_Stated goal:_
Check every line below for the word "JSON" and copy the ones that have it.

_The input:_
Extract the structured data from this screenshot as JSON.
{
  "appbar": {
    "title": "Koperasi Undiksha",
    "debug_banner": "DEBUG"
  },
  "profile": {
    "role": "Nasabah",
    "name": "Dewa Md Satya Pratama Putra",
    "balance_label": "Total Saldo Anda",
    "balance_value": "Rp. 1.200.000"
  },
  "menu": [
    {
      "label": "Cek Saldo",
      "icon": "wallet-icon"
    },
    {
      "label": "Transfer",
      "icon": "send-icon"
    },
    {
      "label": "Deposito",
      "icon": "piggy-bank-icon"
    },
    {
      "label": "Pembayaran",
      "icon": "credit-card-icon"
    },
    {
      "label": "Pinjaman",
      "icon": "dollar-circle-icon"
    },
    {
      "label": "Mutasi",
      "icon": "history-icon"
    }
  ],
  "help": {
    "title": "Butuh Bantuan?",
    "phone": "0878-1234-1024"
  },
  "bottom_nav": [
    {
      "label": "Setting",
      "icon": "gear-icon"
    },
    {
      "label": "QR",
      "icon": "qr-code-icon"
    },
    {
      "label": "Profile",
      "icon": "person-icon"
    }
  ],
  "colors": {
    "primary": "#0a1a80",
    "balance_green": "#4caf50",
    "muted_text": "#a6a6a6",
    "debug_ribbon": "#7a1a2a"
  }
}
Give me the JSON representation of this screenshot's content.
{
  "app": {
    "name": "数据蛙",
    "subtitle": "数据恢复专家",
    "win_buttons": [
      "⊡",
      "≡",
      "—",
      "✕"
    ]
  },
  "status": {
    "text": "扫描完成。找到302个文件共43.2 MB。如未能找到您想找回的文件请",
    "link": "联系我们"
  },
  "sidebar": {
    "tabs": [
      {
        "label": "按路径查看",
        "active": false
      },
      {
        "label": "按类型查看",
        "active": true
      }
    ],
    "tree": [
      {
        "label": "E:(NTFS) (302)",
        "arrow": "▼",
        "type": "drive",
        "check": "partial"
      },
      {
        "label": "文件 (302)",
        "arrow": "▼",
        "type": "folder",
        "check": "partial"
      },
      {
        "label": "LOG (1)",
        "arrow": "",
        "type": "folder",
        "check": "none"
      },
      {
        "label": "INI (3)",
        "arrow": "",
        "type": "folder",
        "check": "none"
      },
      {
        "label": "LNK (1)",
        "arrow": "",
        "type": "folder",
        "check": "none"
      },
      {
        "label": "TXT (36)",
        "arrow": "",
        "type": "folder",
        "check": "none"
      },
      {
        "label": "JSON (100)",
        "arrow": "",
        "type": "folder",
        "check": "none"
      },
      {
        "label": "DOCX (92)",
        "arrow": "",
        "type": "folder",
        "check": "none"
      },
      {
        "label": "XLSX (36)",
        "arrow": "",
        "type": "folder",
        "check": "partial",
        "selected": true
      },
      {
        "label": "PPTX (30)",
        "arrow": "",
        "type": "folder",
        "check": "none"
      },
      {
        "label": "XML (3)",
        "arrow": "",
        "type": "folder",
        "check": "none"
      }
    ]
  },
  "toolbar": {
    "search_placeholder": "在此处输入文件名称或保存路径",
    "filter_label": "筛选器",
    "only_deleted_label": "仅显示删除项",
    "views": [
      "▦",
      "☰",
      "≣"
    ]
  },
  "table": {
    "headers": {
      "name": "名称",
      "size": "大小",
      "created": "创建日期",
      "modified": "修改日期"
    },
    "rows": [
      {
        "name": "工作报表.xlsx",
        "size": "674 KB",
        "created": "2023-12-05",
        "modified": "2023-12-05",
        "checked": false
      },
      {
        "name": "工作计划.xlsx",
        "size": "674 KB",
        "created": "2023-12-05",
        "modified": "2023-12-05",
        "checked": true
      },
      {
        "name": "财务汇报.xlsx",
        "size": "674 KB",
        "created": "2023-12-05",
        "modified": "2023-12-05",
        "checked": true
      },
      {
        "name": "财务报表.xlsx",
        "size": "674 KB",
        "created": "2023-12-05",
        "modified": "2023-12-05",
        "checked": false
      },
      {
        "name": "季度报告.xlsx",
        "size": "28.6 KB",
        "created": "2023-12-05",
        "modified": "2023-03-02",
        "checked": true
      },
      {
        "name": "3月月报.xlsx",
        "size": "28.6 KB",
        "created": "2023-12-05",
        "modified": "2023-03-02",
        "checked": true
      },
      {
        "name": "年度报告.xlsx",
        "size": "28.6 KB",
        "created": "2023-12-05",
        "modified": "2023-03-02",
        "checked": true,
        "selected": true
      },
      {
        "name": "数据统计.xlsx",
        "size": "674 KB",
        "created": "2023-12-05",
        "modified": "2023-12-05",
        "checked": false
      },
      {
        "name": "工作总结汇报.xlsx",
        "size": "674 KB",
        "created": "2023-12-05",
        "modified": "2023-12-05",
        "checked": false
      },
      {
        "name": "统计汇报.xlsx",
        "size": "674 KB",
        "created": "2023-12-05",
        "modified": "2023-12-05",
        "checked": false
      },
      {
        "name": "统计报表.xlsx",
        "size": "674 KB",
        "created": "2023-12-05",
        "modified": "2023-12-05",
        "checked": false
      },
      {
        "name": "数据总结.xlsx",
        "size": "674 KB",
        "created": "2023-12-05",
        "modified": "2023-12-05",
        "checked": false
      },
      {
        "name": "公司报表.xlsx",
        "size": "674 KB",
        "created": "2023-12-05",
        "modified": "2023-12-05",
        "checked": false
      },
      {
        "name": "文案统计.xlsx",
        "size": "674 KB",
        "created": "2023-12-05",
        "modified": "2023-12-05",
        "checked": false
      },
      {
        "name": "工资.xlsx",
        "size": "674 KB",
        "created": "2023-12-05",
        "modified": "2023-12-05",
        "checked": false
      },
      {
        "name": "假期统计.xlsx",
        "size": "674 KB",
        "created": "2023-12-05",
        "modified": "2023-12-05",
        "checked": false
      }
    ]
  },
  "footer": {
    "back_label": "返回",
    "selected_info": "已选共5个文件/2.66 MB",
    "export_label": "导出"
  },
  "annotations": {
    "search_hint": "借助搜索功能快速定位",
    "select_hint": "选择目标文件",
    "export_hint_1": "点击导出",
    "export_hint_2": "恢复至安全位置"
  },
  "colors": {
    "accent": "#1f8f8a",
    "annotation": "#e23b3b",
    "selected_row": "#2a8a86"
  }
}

_Response for this exercise:_
Extract the structured data from this screenshot as JSON.
Give me the JSON representation of this screenshot's content.
        "label": "JSON (100)",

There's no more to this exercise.